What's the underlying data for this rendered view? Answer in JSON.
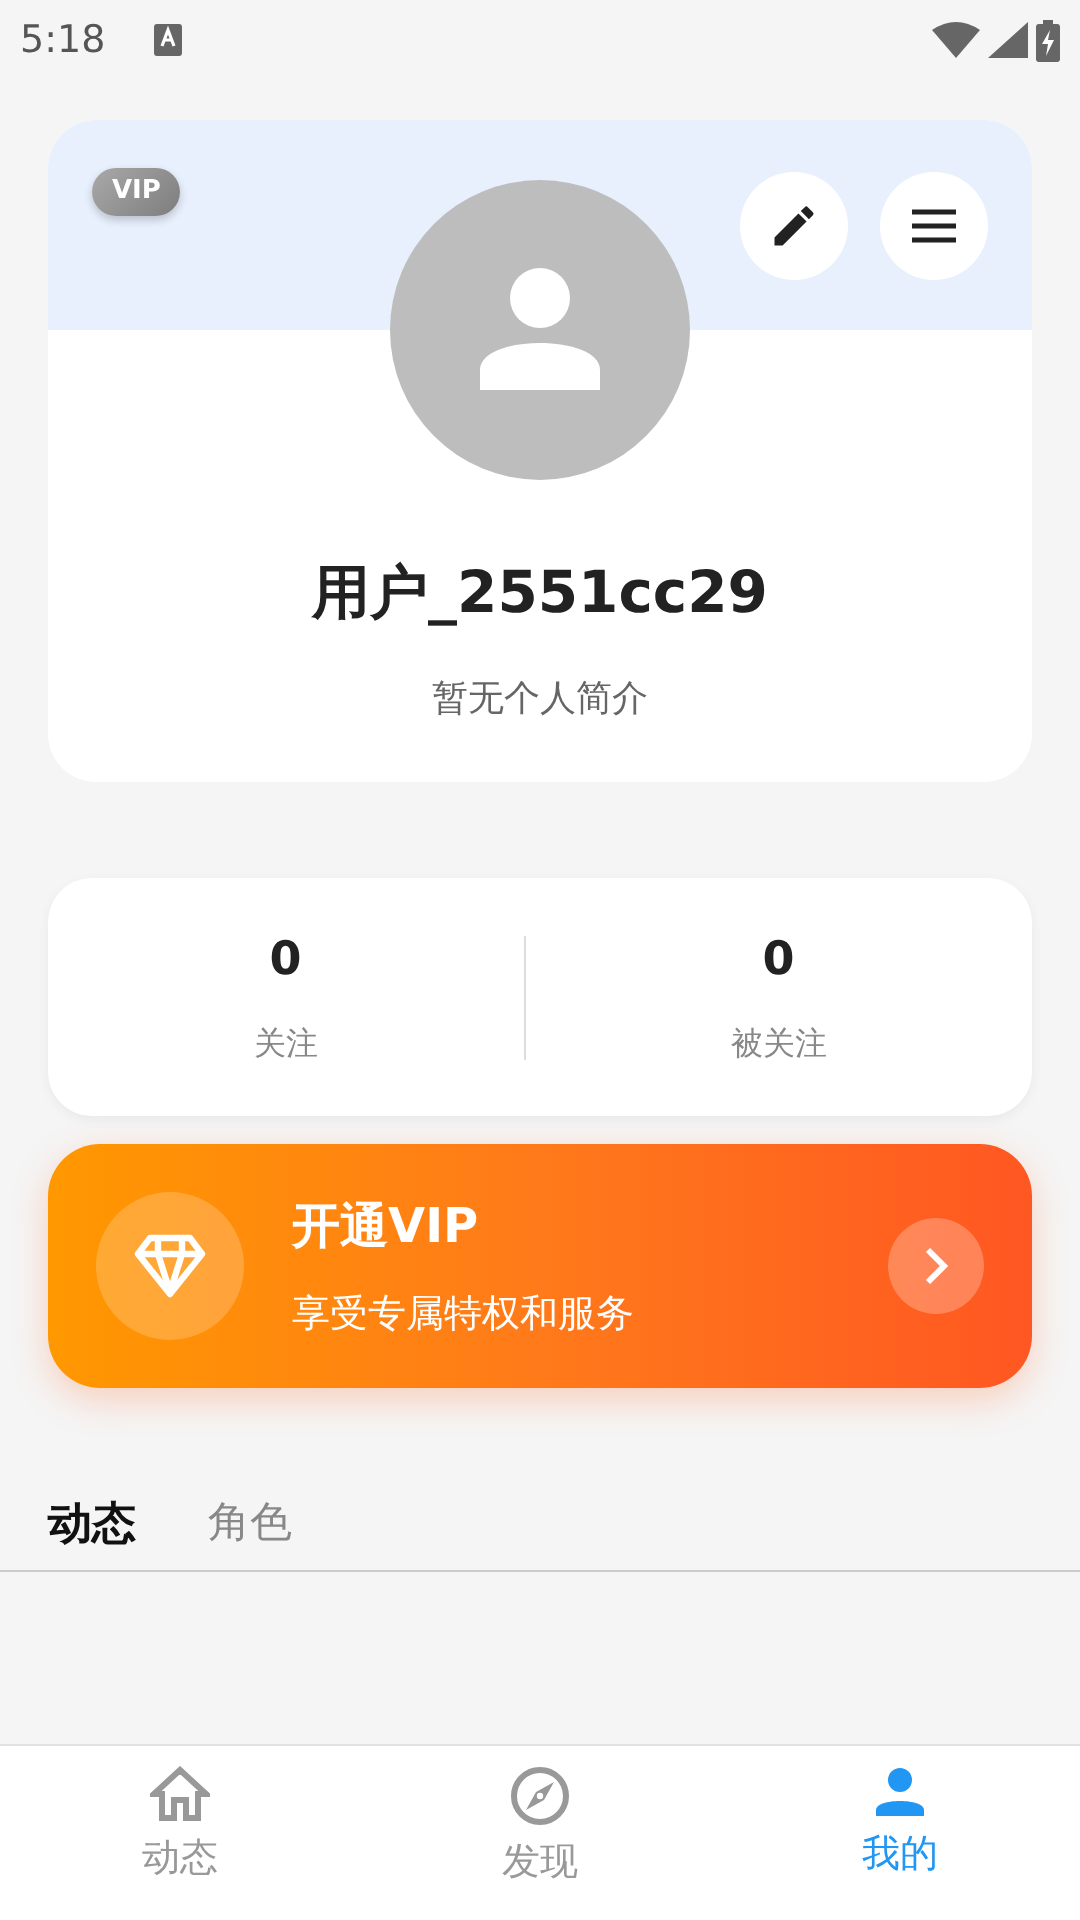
{
  "status_bar": {
    "time": "5:18"
  },
  "profile": {
    "vip_badge": "VIP",
    "username": "用户_2551cc29",
    "bio": "暂无个人简介"
  },
  "stats": [
    {
      "value": "0",
      "label": "关注"
    },
    {
      "value": "0",
      "label": "被关注"
    }
  ],
  "vip_banner": {
    "title": "开通VIP",
    "subtitle": "享受专属特权和服务"
  },
  "tabs": [
    {
      "label": "动态",
      "selected": true
    },
    {
      "label": "角色",
      "selected": false
    }
  ],
  "bottom_nav": [
    {
      "label": "动态",
      "selected": false
    },
    {
      "label": "发现",
      "selected": false
    },
    {
      "label": "我的",
      "selected": true
    }
  ]
}
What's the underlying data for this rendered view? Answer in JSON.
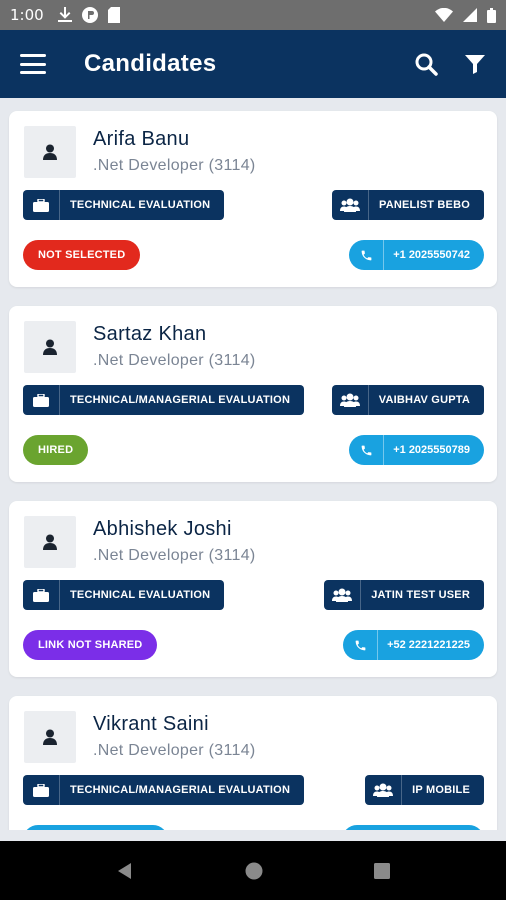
{
  "status_bar": {
    "time": "1:00"
  },
  "app_bar": {
    "title": "Candidates"
  },
  "colors": {
    "primary": "#0b3360",
    "phone": "#19a2e0",
    "not_selected": "#e2291d",
    "hired": "#6aa42f",
    "link_not_shared": "#7b2ee8"
  },
  "candidates": [
    {
      "name": "Arifa Banu",
      "role": ".Net Developer (3114)",
      "stage": "TECHNICAL EVALUATION",
      "panelist": "PANELIST BEBO",
      "status": "NOT SELECTED",
      "phone": "+1 2025550742"
    },
    {
      "name": "Sartaz Khan",
      "role": ".Net Developer (3114)",
      "stage": "TECHNICAL/MANAGERIAL EVALUATION",
      "panelist": "VAIBHAV GUPTA",
      "status": "HIRED",
      "phone": "+1 2025550789"
    },
    {
      "name": "Abhishek Joshi",
      "role": ".Net Developer (3114)",
      "stage": "TECHNICAL EVALUATION",
      "panelist": "JATIN TEST USER",
      "status": "LINK NOT SHARED",
      "phone": "+52 2221221225"
    },
    {
      "name": "Vikrant Saini",
      "role": ".Net Developer (3114)",
      "stage": "TECHNICAL/MANAGERIAL EVALUATION",
      "panelist": "IP MOBILE"
    }
  ]
}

**********

Problem to solve>
The records above should be reproduced exactly, with no pictures included.

Answer to this task>
What's the underlying data for this rendered view? Answer in JSON.
{
  "status_bar": {
    "time": "5:18"
  },
  "profile": {
    "vip_badge": "VIP",
    "username": "用户_2551cc29",
    "bio": "暂无个人简介"
  },
  "stats": [
    {
      "value": "0",
      "label": "关注"
    },
    {
      "value": "0",
      "label": "被关注"
    }
  ],
  "vip_banner": {
    "title": "开通VIP",
    "subtitle": "享受专属特权和服务"
  },
  "tabs": [
    {
      "label": "动态",
      "selected": true
    },
    {
      "label": "角色",
      "selected": false
    }
  ],
  "bottom_nav": [
    {
      "label": "动态",
      "selected": false
    },
    {
      "label": "发现",
      "selected": false
    },
    {
      "label": "我的",
      "selected": true
    }
  ]
}
What's the underlying data for this rendered view? Answer in JSON.
{
  "status_bar": {
    "time": "1:00"
  },
  "app_bar": {
    "title": "Candidates"
  },
  "colors": {
    "primary": "#0b3360",
    "phone": "#19a2e0",
    "not_selected": "#e2291d",
    "hired": "#6aa42f",
    "link_not_shared": "#7b2ee8"
  },
  "candidates": [
    {
      "name": "Arifa Banu",
      "role": ".Net Developer (3114)",
      "stage": "TECHNICAL EVALUATION",
      "panelist": "PANELIST BEBO",
      "status": "NOT SELECTED",
      "phone": "+1 2025550742"
    },
    {
      "name": "Sartaz Khan",
      "role": ".Net Developer (3114)",
      "stage": "TECHNICAL/MANAGERIAL EVALUATION",
      "panelist": "VAIBHAV GUPTA",
      "status": "HIRED",
      "phone": "+1 2025550789"
    },
    {
      "name": "Abhishek Joshi",
      "role": ".Net Developer (3114)",
      "stage": "TECHNICAL EVALUATION",
      "panelist": "JATIN TEST USER",
      "status": "LINK NOT SHARED",
      "phone": "+52 2221221225"
    },
    {
      "name": "Vikrant Saini",
      "role": ".Net Developer (3114)",
      "stage": "TECHNICAL/MANAGERIAL EVALUATION",
      "panelist": "IP MOBILE"
    }
  ]
}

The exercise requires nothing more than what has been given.